▶ [Task statement]
Quote each line of the material verbatim, without the pictures.
* start Data *
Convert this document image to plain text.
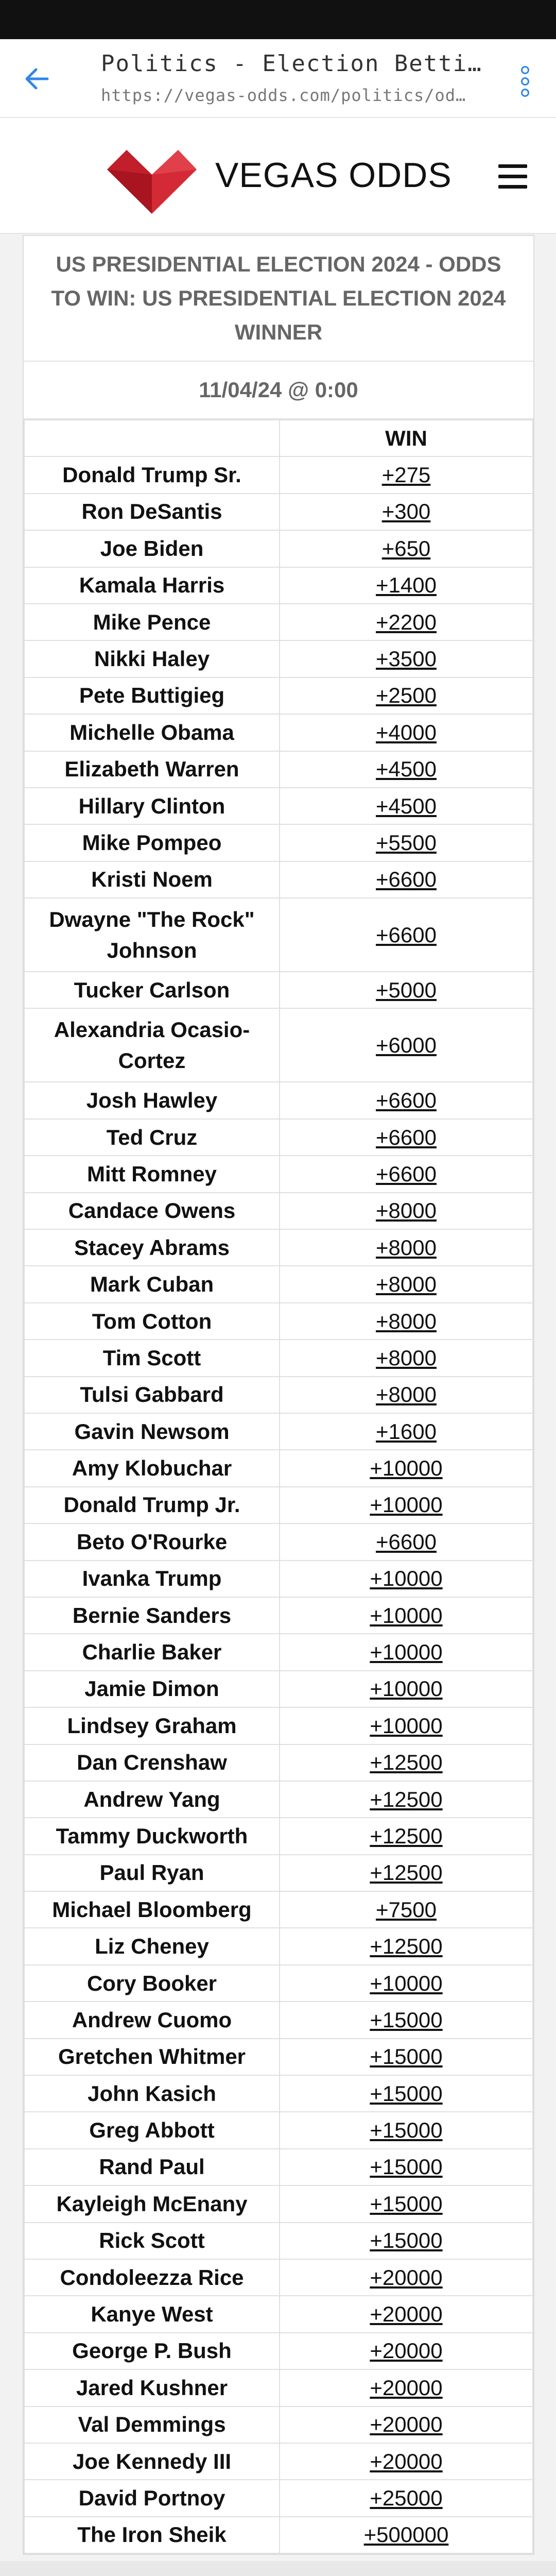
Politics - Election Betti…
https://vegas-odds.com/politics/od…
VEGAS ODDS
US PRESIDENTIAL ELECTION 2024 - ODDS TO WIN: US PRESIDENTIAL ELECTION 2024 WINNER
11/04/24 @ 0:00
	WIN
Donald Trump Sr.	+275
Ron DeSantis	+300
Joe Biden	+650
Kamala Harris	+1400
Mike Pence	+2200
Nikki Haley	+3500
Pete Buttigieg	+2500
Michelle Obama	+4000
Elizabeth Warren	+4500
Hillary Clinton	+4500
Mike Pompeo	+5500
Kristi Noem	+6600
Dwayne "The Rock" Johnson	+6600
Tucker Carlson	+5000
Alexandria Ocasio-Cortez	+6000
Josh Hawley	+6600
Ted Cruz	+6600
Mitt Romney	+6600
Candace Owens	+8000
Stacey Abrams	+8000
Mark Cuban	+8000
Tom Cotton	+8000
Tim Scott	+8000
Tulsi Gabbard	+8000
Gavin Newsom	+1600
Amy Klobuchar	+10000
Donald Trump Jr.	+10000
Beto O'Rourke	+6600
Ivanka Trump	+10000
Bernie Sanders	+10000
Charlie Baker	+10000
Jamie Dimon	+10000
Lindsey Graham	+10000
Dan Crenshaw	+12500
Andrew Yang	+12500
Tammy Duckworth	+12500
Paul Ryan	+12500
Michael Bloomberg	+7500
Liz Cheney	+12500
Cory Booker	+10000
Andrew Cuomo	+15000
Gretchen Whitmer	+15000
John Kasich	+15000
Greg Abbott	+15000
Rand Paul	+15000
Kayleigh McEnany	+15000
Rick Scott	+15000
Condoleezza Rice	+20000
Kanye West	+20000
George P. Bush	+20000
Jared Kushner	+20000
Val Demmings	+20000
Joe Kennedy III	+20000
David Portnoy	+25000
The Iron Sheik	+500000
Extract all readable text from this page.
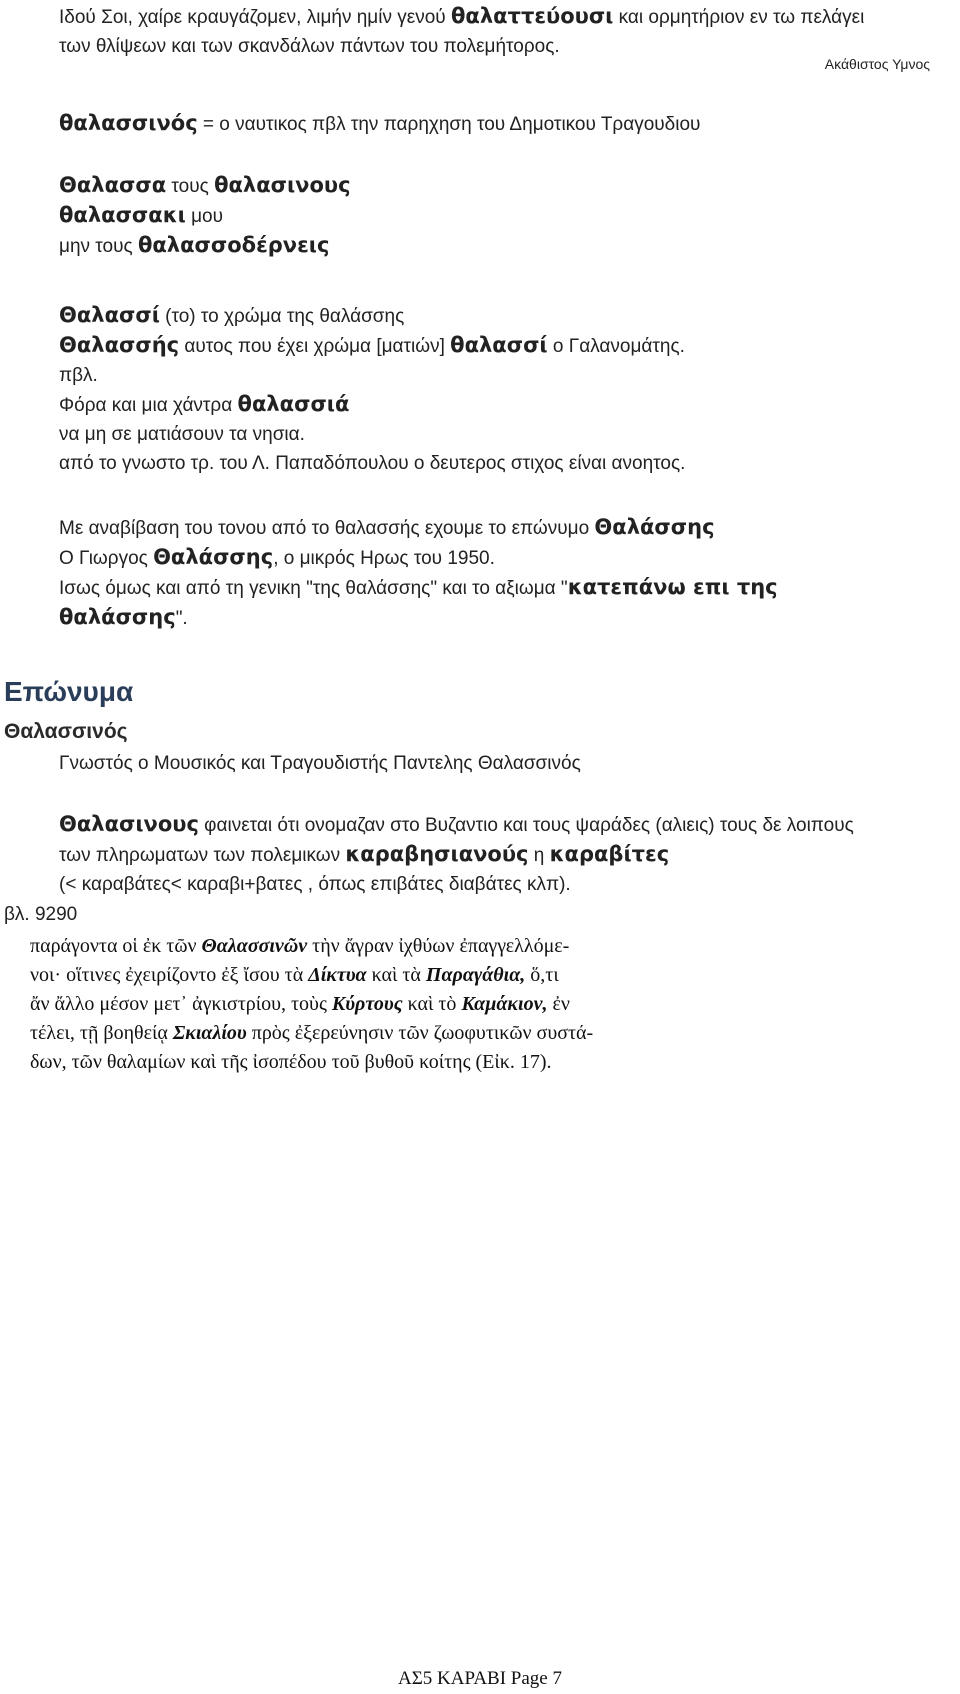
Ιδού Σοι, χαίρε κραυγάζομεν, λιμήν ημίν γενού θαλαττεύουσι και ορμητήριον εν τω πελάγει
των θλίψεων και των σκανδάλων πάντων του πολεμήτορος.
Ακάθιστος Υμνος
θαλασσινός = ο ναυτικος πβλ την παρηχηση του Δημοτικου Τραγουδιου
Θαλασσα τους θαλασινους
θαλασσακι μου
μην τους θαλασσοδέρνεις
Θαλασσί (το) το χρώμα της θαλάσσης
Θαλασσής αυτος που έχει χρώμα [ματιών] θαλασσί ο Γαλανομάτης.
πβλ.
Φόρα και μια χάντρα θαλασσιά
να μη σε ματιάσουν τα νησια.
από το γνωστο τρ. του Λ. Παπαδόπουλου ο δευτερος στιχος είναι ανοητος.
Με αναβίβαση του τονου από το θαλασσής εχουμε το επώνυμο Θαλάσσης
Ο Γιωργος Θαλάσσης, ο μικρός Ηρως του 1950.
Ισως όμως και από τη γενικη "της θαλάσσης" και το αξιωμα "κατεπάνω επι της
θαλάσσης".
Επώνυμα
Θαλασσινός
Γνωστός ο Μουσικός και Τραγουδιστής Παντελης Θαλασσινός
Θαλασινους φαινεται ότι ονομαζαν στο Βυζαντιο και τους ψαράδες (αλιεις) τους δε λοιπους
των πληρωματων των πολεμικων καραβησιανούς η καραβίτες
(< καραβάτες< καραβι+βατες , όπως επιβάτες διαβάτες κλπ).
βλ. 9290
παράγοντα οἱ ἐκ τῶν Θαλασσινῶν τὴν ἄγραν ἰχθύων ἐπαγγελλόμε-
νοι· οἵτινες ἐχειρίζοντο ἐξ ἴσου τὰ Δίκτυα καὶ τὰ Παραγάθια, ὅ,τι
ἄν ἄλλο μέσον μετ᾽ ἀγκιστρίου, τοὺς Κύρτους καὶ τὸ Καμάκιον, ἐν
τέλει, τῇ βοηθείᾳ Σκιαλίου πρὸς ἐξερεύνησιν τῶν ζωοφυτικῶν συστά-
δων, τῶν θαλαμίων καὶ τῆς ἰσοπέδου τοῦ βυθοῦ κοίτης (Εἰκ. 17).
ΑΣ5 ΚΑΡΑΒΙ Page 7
* end Data *
▶ [Answer]
Convert this document image to plain text.
Politics - Election Betti…
https://vegas-odds.com/politics/od…
VEGAS ODDS
US PRESIDENTIAL ELECTION 2024 - ODDS TO WIN: US PRESIDENTIAL ELECTION 2024 WINNER
11/04/24 @ 0:00
	WIN
Donald Trump Sr.	+275
Ron DeSantis	+300
Joe Biden	+650
Kamala Harris	+1400
Mike Pence	+2200
Nikki Haley	+3500
Pete Buttigieg	+2500
Michelle Obama	+4000
Elizabeth Warren	+4500
Hillary Clinton	+4500
Mike Pompeo	+5500
Kristi Noem	+6600
Dwayne "The Rock" Johnson	+6600
Tucker Carlson	+5000
Alexandria Ocasio-Cortez	+6000
Josh Hawley	+6600
Ted Cruz	+6600
Mitt Romney	+6600
Candace Owens	+8000
Stacey Abrams	+8000
Mark Cuban	+8000
Tom Cotton	+8000
Tim Scott	+8000
Tulsi Gabbard	+8000
Gavin Newsom	+1600
Amy Klobuchar	+10000
Donald Trump Jr.	+10000
Beto O'Rourke	+6600
Ivanka Trump	+10000
Bernie Sanders	+10000
Charlie Baker	+10000
Jamie Dimon	+10000
Lindsey Graham	+10000
Dan Crenshaw	+12500
Andrew Yang	+12500
Tammy Duckworth	+12500
Paul Ryan	+12500
Michael Bloomberg	+7500
Liz Cheney	+12500
Cory Booker	+10000
Andrew Cuomo	+15000
Gretchen Whitmer	+15000
John Kasich	+15000
Greg Abbott	+15000
Rand Paul	+15000
Kayleigh McEnany	+15000
Rick Scott	+15000
Condoleezza Rice	+20000
Kanye West	+20000
George P. Bush	+20000
Jared Kushner	+20000
Val Demmings	+20000
Joe Kennedy III	+20000
David Portnoy	+25000
The Iron Sheik	+500000
Extract all readable text from this page.
Ιδού Σοι, χαίρε κραυγάζομεν, λιμήν ημίν γενού θαλαττεύουσι και ορμητήριον εν τω πελάγει
των θλίψεων και των σκανδάλων πάντων του πολεμήτορος.
Ακάθιστος Υμνος
θαλασσινός = ο ναυτικος πβλ την παρηχηση του Δημοτικου Τραγουδιου
Θαλασσα τους θαλασινους
θαλασσακι μου
μην τους θαλασσοδέρνεις
Θαλασσί (το) το χρώμα της θαλάσσης
Θαλασσής αυτος που έχει χρώμα [ματιών] θαλασσί ο Γαλανομάτης.
πβλ.
Φόρα και μια χάντρα θαλασσιά
να μη σε ματιάσουν τα νησια.
από το γνωστο τρ. του Λ. Παπαδόπουλου ο δευτερος στιχος είναι ανοητος.
Με αναβίβαση του τονου από το θαλασσής εχουμε το επώνυμο Θαλάσσης
Ο Γιωργος Θαλάσσης, ο μικρός Ηρως του 1950.
Ισως όμως και από τη γενικη "της θαλάσσης" και το αξιωμα "κατεπάνω επι της
θαλάσσης".
Επώνυμα
Θαλασσινός
Γνωστός ο Μουσικός και Τραγουδιστής Παντελης Θαλασσινός
Θαλασινους φαινεται ότι ονομαζαν στο Βυζαντιο και τους ψαράδες (αλιεις) τους δε λοιπους
των πληρωματων των πολεμικων καραβησιανούς η καραβίτες
(< καραβάτες< καραβι+βατες , όπως επιβάτες διαβάτες κλπ).
βλ. 9290
παράγοντα οἱ ἐκ τῶν Θαλασσινῶν τὴν ἄγραν ἰχθύων ἐπαγγελλόμε-
νοι· οἵτινες ἐχειρίζοντο ἐξ ἴσου τὰ Δίκτυα καὶ τὰ Παραγάθια, ὅ,τι
ἄν ἄλλο μέσον μετ᾽ ἀγκιστρίου, τοὺς Κύρτους καὶ τὸ Καμάκιον, ἐν
τέλει, τῇ βοηθείᾳ Σκιαλίου πρὸς ἐξερεύνησιν τῶν ζωοφυτικῶν συστά-
δων, τῶν θαλαμίων καὶ τῆς ἰσοπέδου τοῦ βυθοῦ κοίτης (Εἰκ. 17).
ΑΣ5 ΚΑΡΑΒΙ Page 7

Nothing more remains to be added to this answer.